#### [What the task requires]
Identify each line below that contains the word "name", and copy it out.

[Data entries]
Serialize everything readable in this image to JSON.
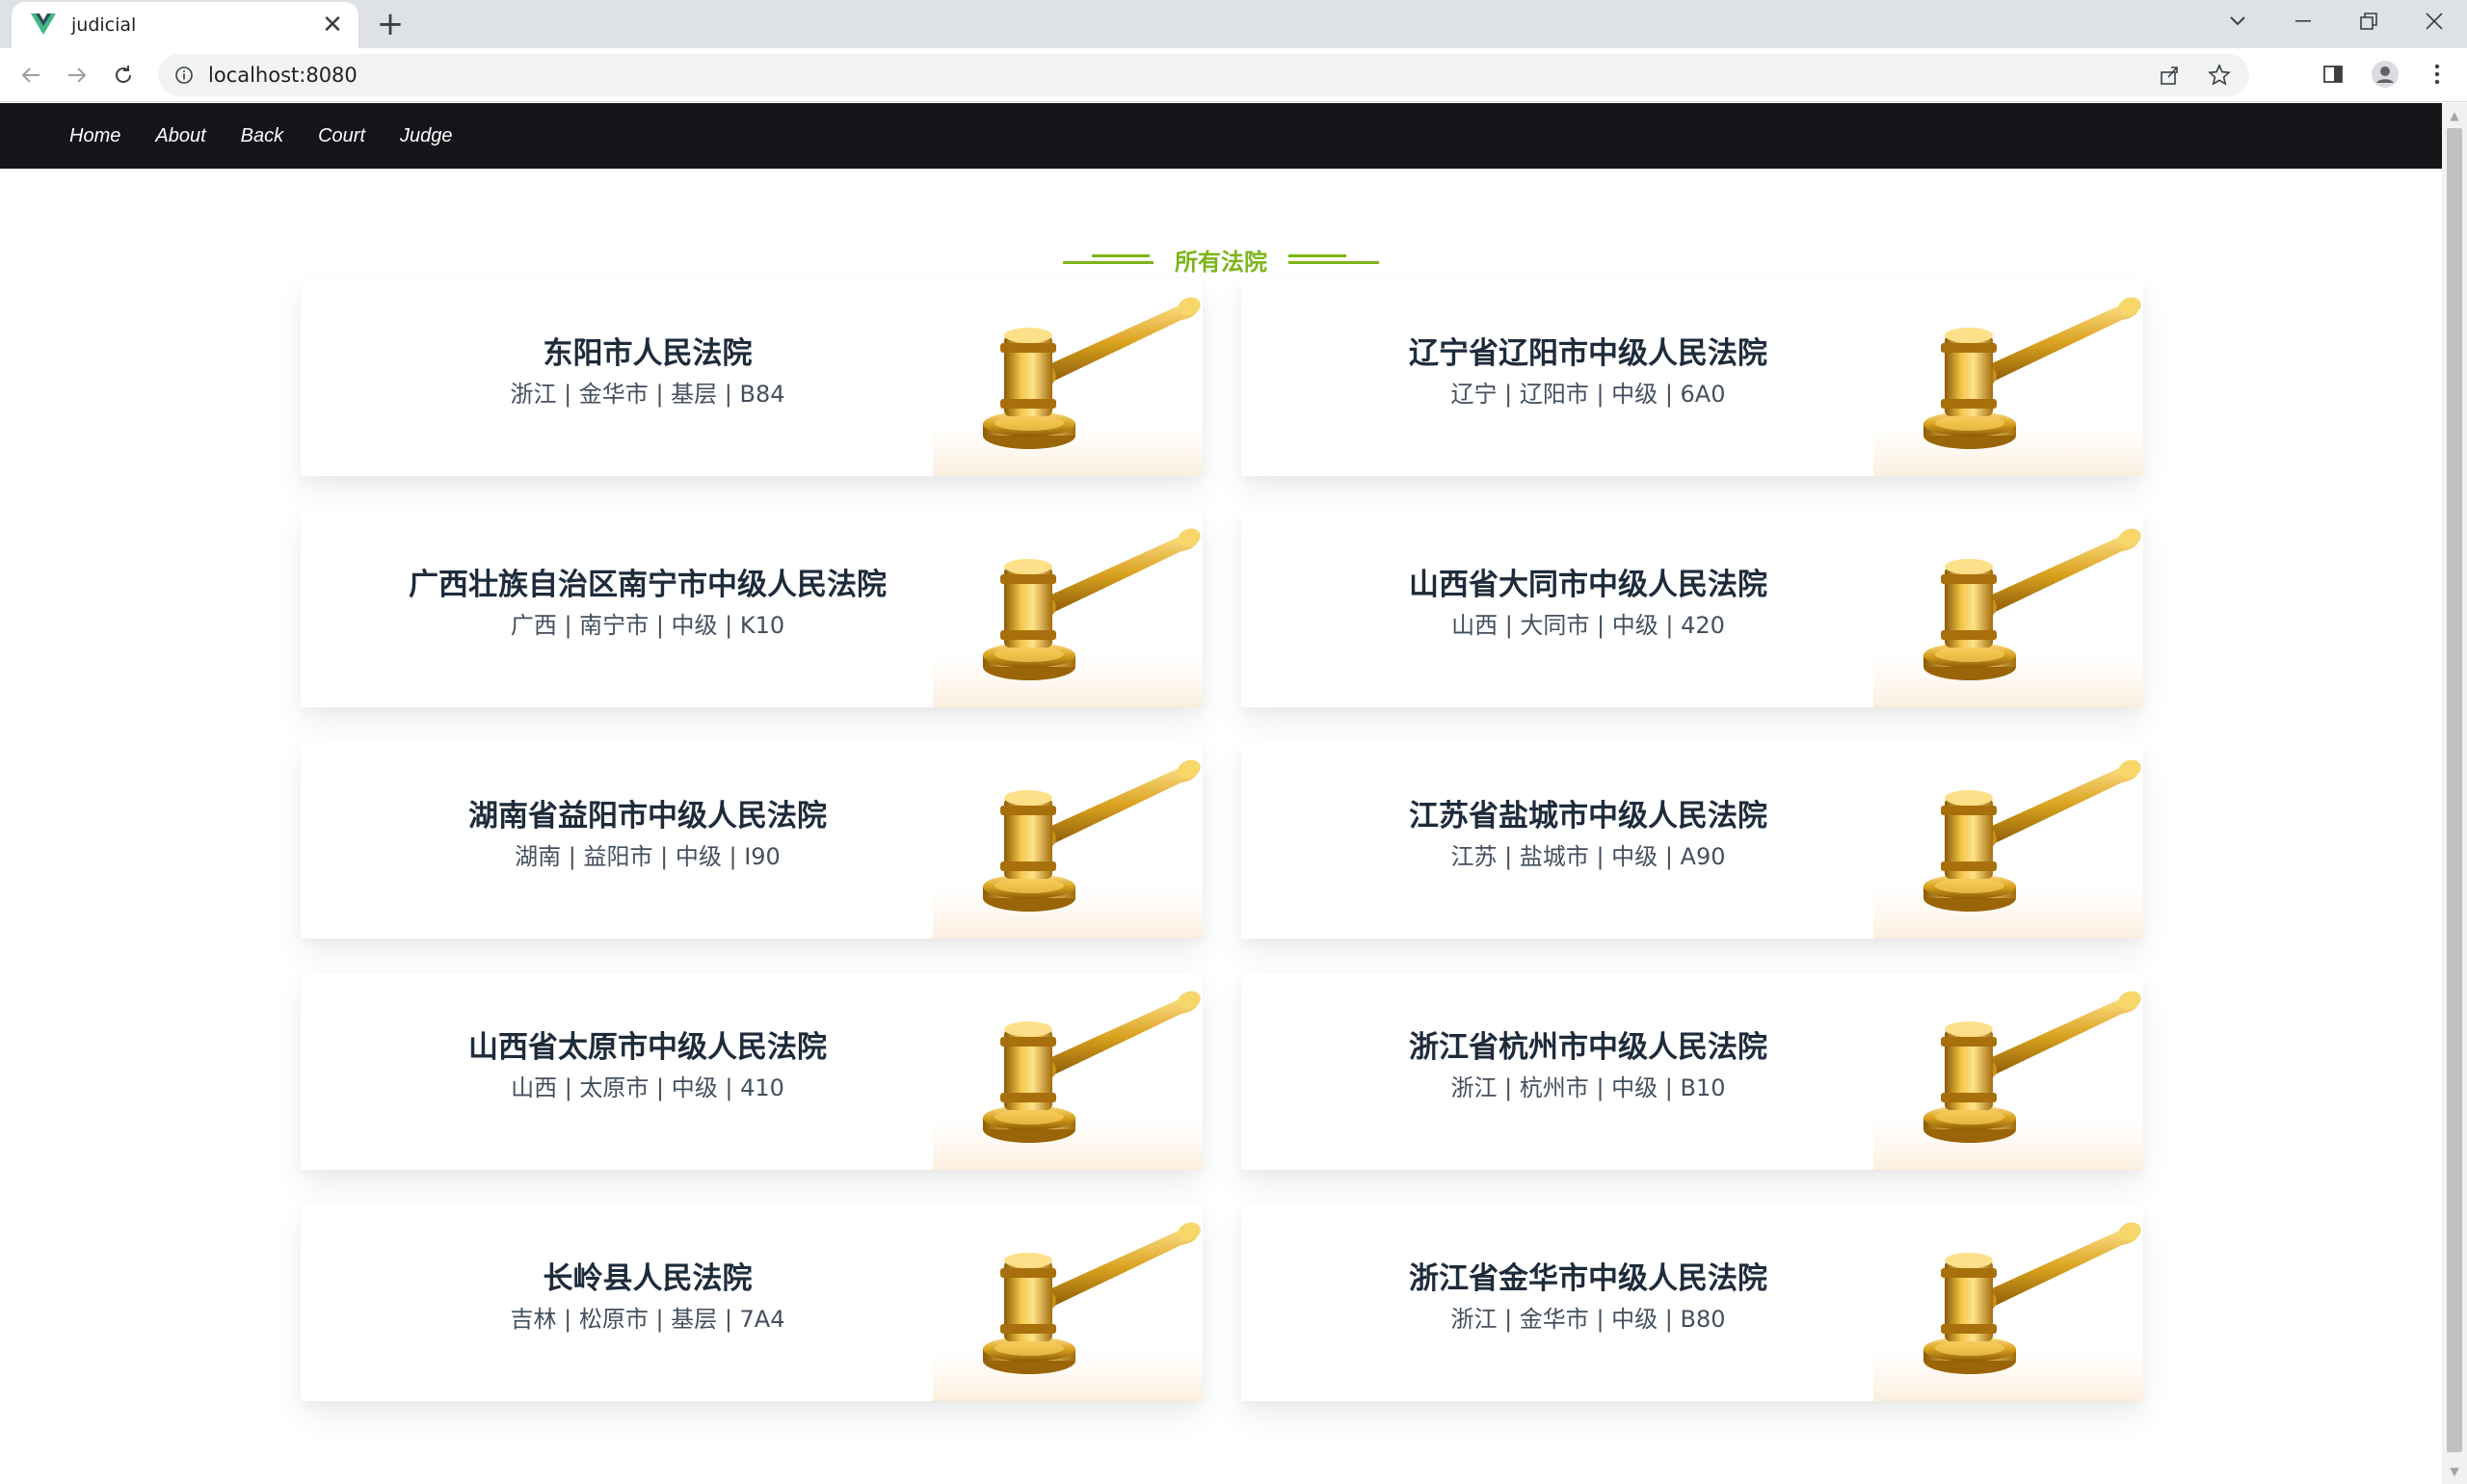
{
  "browser": {
    "tab_title": "judicial",
    "url": "localhost:8080"
  },
  "nav": {
    "items": [
      "Home",
      "About",
      "Back",
      "Court",
      "Judge"
    ]
  },
  "section_title": "所有法院",
  "courts": [
    {
      "name": "东阳市人民法院",
      "info": "浙江 | 金华市 | 基层 | B84"
    },
    {
      "name": "辽宁省辽阳市中级人民法院",
      "info": "辽宁 | 辽阳市 | 中级 | 6A0"
    },
    {
      "name": "广西壮族自治区南宁市中级人民法院",
      "info": "广西 | 南宁市 | 中级 | K10"
    },
    {
      "name": "山西省大同市中级人民法院",
      "info": "山西 | 大同市 | 中级 | 420"
    },
    {
      "name": "湖南省益阳市中级人民法院",
      "info": "湖南 | 益阳市 | 中级 | I90"
    },
    {
      "name": "江苏省盐城市中级人民法院",
      "info": "江苏 | 盐城市 | 中级 | A90"
    },
    {
      "name": "山西省太原市中级人民法院",
      "info": "山西 | 太原市 | 中级 | 410"
    },
    {
      "name": "浙江省杭州市中级人民法院",
      "info": "浙江 | 杭州市 | 中级 | B10"
    },
    {
      "name": "长岭县人民法院",
      "info": "吉林 | 松原市 | 基层 | 7A4"
    },
    {
      "name": "浙江省金华市中级人民法院",
      "info": "浙江 | 金华市 | 中级 | B80"
    }
  ],
  "colors": {
    "accent": "#7cb518",
    "nav_bg": "#141419",
    "gold": "#d9a21f"
  }
}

#### [Finished answer]
      "name": "东阳市人民法院",
      "name": "辽宁省辽阳市中级人民法院",
      "name": "广西壮族自治区南宁市中级人民法院",
      "name": "山西省大同市中级人民法院",
      "name": "湖南省益阳市中级人民法院",
      "name": "江苏省盐城市中级人民法院",
      "name": "山西省太原市中级人民法院",
      "name": "浙江省杭州市中级人民法院",
      "name": "长岭县人民法院",
      "name": "浙江省金华市中级人民法院",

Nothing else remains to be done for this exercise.